Short exercise. Search the material for the string "xlabel", then return every line where it is found.

☆ ☆ ☆ ☆ ☆

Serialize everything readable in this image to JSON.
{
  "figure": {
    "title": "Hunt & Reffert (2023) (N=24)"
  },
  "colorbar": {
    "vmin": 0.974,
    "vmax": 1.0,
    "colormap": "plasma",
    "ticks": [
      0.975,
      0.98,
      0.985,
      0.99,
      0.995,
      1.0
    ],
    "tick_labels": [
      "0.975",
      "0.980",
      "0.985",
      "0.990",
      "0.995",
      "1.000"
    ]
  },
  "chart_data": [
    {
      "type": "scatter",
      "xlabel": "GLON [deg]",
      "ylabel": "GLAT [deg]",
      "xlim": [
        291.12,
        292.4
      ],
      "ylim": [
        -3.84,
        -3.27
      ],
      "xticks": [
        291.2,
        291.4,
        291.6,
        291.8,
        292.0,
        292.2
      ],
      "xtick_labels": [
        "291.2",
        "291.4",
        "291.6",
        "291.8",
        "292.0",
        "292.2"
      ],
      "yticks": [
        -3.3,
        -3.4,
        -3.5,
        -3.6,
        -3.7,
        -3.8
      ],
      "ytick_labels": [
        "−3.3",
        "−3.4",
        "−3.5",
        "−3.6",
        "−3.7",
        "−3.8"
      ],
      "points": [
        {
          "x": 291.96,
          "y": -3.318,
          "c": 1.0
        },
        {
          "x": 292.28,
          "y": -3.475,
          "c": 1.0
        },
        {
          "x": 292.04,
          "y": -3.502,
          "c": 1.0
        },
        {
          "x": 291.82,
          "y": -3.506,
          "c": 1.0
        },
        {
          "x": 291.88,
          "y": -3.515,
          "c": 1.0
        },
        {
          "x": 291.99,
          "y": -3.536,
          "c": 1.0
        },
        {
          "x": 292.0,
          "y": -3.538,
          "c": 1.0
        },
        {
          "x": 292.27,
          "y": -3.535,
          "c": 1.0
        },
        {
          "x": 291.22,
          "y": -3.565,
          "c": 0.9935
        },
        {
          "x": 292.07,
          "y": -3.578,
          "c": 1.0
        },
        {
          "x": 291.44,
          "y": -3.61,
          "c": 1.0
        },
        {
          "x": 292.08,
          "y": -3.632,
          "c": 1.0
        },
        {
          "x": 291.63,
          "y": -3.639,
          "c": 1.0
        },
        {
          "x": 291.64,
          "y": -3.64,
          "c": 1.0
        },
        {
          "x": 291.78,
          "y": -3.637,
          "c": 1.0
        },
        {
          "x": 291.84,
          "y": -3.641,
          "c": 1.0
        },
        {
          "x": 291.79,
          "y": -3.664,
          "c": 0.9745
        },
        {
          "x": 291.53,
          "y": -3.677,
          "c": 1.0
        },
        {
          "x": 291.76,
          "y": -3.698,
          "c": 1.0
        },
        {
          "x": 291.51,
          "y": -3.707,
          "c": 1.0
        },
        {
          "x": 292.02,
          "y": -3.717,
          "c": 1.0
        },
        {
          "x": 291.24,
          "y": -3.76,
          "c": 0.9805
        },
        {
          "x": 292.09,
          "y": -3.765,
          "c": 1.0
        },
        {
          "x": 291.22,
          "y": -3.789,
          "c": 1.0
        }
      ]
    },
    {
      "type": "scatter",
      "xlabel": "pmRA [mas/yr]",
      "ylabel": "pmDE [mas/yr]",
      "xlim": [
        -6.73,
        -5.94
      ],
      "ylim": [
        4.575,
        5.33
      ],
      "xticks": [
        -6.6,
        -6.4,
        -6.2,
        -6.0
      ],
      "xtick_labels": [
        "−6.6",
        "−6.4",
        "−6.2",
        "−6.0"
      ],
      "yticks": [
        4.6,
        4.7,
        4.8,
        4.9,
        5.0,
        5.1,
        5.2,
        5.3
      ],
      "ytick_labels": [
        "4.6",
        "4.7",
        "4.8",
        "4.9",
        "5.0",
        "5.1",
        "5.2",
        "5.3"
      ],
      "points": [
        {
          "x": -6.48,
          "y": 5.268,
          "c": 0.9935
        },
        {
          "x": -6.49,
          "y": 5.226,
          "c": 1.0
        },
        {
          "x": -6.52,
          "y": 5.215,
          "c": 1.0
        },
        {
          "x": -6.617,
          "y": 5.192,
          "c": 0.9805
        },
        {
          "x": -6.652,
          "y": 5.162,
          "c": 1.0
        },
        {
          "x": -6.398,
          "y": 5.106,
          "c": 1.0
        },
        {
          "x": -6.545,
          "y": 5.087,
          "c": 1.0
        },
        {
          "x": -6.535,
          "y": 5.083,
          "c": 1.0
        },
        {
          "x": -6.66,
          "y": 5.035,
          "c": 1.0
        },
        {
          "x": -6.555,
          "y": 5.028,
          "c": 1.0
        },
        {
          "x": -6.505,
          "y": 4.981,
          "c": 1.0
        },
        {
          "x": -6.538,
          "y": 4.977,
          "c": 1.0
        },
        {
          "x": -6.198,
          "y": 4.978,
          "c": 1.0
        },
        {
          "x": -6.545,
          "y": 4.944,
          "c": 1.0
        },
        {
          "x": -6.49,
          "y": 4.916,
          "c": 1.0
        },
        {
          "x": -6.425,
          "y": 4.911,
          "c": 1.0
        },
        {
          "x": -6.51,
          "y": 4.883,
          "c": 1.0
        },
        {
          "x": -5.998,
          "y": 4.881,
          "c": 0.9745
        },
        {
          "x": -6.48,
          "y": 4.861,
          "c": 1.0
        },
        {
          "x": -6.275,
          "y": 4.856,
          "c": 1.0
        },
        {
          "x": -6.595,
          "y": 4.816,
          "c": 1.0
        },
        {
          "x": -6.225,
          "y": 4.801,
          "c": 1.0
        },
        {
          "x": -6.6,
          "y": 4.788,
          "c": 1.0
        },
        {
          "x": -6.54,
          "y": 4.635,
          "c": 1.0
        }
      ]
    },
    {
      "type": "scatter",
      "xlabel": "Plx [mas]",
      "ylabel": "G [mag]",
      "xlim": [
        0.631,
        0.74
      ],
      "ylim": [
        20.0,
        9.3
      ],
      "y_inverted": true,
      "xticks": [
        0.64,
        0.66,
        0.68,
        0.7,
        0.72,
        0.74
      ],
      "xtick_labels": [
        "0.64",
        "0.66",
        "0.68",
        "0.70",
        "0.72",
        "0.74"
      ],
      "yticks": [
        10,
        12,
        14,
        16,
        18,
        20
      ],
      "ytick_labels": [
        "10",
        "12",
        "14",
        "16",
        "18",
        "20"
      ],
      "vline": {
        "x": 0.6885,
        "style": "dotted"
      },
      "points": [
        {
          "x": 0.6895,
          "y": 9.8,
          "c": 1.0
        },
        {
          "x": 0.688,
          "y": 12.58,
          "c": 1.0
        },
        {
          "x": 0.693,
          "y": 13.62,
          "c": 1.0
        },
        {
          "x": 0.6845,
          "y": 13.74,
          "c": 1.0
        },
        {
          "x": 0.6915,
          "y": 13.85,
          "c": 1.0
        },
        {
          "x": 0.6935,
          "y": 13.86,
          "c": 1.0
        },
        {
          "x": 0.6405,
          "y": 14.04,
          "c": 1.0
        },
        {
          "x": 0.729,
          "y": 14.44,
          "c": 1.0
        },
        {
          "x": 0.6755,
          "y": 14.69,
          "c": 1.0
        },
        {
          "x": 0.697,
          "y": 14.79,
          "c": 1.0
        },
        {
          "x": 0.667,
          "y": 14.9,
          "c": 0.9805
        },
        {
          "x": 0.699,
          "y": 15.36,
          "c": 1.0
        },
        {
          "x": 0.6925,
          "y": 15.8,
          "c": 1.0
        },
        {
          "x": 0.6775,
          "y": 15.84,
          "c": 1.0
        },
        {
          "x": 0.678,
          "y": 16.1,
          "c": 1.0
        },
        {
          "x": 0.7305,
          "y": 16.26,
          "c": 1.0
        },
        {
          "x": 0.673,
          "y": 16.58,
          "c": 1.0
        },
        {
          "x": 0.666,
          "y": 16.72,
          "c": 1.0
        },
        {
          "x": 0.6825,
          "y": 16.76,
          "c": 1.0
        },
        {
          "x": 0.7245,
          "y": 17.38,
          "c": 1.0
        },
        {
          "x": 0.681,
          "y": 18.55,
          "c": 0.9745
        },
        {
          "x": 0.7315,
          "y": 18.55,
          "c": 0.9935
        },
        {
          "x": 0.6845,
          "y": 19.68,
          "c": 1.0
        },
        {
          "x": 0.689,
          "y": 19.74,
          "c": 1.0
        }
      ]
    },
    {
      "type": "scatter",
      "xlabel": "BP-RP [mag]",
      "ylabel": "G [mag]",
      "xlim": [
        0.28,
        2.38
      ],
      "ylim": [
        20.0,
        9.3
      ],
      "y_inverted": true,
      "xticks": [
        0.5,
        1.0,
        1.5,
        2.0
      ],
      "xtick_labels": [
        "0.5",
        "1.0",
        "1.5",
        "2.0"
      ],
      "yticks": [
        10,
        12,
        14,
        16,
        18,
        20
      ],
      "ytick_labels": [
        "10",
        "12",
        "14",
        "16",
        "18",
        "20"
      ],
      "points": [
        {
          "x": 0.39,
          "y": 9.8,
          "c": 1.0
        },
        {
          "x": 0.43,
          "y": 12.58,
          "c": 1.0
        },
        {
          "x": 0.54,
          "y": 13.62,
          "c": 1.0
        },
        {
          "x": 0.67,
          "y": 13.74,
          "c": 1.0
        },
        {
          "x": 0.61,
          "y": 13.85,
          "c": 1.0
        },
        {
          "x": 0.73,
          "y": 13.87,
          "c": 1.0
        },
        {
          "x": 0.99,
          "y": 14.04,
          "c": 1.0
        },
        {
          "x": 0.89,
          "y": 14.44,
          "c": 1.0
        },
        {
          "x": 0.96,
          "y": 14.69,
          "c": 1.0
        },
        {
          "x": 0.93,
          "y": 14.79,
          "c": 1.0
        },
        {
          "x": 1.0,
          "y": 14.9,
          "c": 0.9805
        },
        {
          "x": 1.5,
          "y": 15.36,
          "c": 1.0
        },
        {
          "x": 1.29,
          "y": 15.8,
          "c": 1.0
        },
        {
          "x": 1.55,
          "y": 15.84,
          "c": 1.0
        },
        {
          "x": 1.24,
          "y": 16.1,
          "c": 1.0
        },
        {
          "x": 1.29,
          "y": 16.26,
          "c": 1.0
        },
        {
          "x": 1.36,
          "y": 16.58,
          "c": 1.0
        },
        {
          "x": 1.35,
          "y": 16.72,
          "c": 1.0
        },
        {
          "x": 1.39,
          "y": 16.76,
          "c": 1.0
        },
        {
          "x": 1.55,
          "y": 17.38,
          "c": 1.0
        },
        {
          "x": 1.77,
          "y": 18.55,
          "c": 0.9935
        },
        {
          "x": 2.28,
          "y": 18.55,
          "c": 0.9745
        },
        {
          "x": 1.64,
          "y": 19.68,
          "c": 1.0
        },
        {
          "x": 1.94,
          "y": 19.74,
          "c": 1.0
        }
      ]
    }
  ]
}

☆ ☆ ☆ ☆ ☆

Correct answer.
      "xlabel": "GLON [deg]",
      "xlabel": "pmRA [mas/yr]",
      "xlabel": "Plx [mas]",
      "xlabel": "BP-RP [mag]",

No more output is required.